**Problem requirements**
Repeat the records in full and exactly, omitting pictures.

**Dataset records**
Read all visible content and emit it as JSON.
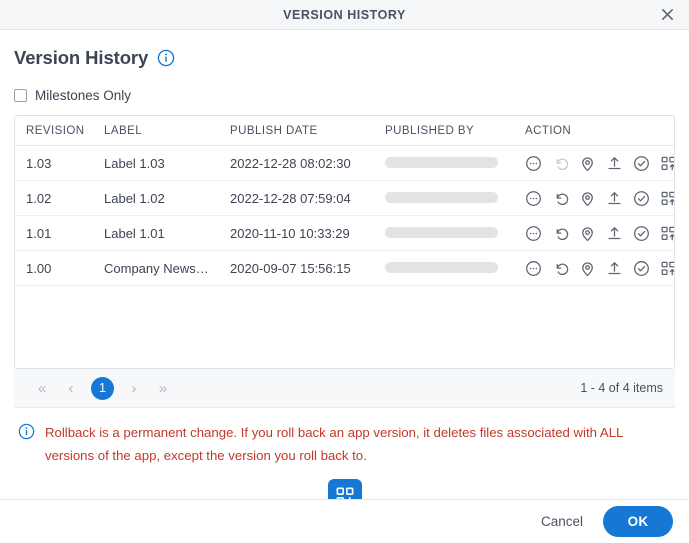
{
  "window": {
    "title": "VERSION HISTORY",
    "close_icon": "close-icon"
  },
  "heading": {
    "title": "Version History",
    "info_icon": "info-circle-icon"
  },
  "filter": {
    "milestones_only_label": "Milestones Only",
    "milestones_only_checked": false
  },
  "table": {
    "columns": [
      "REVISION",
      "LABEL",
      "PUBLISH DATE",
      "PUBLISHED BY",
      "ACTION"
    ],
    "rows": [
      {
        "revision": "1.03",
        "label": "Label 1.03",
        "publish_date": "2022-12-28 08:02:30",
        "published_by": "",
        "published_by_redacted": true,
        "rollback_disabled": true
      },
      {
        "revision": "1.02",
        "label": "Label 1.02",
        "publish_date": "2022-12-28 07:59:04",
        "published_by": "",
        "published_by_redacted": true,
        "rollback_disabled": false
      },
      {
        "revision": "1.01",
        "label": "Label 1.01",
        "publish_date": "2020-11-10 10:33:29",
        "published_by": "",
        "published_by_redacted": true,
        "rollback_disabled": false
      },
      {
        "revision": "1.00",
        "label": "Company News…",
        "publish_date": "2020-09-07 15:56:15",
        "published_by": "",
        "published_by_redacted": true,
        "rollback_disabled": false
      }
    ],
    "action_icons": [
      "more-options-icon",
      "rollback-icon",
      "location-pin-icon",
      "upload-icon",
      "check-circle-icon",
      "add-to-grid-icon"
    ]
  },
  "pagination": {
    "first_label": "«",
    "prev_label": "‹",
    "current_page": "1",
    "next_label": "›",
    "last_label": "»",
    "count_text": "1 - 4 of 4 items"
  },
  "warning": {
    "icon": "info-circle-icon",
    "text": "Rollback is a permanent change. If you roll back an app version, it deletes files associated with ALL versions of the app, except the version you roll back to.",
    "color": "#c0392b"
  },
  "fab": {
    "icon": "add-grid-icon",
    "color": "#1678d4"
  },
  "footer": {
    "cancel_label": "Cancel",
    "ok_label": "OK",
    "accent_color": "#1678d4"
  }
}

**Written answer**
Read all visible content and emit it as JSON.
{
  "window": {
    "title": "VERSION HISTORY",
    "close_icon": "close-icon"
  },
  "heading": {
    "title": "Version History",
    "info_icon": "info-circle-icon"
  },
  "filter": {
    "milestones_only_label": "Milestones Only",
    "milestones_only_checked": false
  },
  "table": {
    "columns": [
      "REVISION",
      "LABEL",
      "PUBLISH DATE",
      "PUBLISHED BY",
      "ACTION"
    ],
    "rows": [
      {
        "revision": "1.03",
        "label": "Label 1.03",
        "publish_date": "2022-12-28 08:02:30",
        "published_by": "",
        "published_by_redacted": true,
        "rollback_disabled": true
      },
      {
        "revision": "1.02",
        "label": "Label 1.02",
        "publish_date": "2022-12-28 07:59:04",
        "published_by": "",
        "published_by_redacted": true,
        "rollback_disabled": false
      },
      {
        "revision": "1.01",
        "label": "Label 1.01",
        "publish_date": "2020-11-10 10:33:29",
        "published_by": "",
        "published_by_redacted": true,
        "rollback_disabled": false
      },
      {
        "revision": "1.00",
        "label": "Company News…",
        "publish_date": "2020-09-07 15:56:15",
        "published_by": "",
        "published_by_redacted": true,
        "rollback_disabled": false
      }
    ],
    "action_icons": [
      "more-options-icon",
      "rollback-icon",
      "location-pin-icon",
      "upload-icon",
      "check-circle-icon",
      "add-to-grid-icon"
    ]
  },
  "pagination": {
    "first_label": "«",
    "prev_label": "‹",
    "current_page": "1",
    "next_label": "›",
    "last_label": "»",
    "count_text": "1 - 4 of 4 items"
  },
  "warning": {
    "icon": "info-circle-icon",
    "text": "Rollback is a permanent change. If you roll back an app version, it deletes files associated with ALL versions of the app, except the version you roll back to.",
    "color": "#c0392b"
  },
  "fab": {
    "icon": "add-grid-icon",
    "color": "#1678d4"
  },
  "footer": {
    "cancel_label": "Cancel",
    "ok_label": "OK",
    "accent_color": "#1678d4"
  }
}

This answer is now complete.